TASK GOAL: Pull out each line of the data that includes the word "เคลว".

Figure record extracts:
-- -- --

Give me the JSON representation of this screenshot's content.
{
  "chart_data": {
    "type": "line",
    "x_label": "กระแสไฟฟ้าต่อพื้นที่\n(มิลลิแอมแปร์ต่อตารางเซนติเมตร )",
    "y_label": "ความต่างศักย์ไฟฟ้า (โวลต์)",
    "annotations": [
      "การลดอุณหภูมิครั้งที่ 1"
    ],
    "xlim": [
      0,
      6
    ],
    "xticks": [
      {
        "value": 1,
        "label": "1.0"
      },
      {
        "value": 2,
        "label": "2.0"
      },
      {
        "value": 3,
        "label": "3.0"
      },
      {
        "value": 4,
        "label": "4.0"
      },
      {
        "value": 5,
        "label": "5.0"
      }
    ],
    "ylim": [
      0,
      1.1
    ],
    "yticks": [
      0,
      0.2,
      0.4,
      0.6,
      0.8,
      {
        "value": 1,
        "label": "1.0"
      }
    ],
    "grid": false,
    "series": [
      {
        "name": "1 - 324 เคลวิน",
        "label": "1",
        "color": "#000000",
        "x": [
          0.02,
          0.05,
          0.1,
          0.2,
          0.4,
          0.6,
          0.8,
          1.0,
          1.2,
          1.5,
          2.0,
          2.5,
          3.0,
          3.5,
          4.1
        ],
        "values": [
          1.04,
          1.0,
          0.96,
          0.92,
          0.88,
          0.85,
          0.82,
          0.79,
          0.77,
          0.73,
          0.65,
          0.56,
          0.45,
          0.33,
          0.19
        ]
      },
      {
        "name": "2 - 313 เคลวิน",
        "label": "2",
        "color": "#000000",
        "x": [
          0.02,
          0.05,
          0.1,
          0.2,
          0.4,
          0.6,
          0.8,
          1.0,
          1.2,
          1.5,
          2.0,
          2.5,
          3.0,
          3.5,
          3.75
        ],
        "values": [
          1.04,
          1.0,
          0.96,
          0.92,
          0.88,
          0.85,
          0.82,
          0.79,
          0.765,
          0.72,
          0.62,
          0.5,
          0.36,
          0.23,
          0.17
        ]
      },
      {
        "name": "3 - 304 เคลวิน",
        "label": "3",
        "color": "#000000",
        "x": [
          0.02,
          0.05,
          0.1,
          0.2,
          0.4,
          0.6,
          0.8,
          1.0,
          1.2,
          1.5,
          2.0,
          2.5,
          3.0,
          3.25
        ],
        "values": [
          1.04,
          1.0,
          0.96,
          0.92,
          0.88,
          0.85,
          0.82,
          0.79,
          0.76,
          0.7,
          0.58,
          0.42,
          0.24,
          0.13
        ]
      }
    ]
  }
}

-- -- --

ANSWER TO THE PROBLEM:
        "name": "1 - 324 เคลวิน",
        "name": "2 - 313 เคลวิน",
        "name": "3 - 304 เคลวิน",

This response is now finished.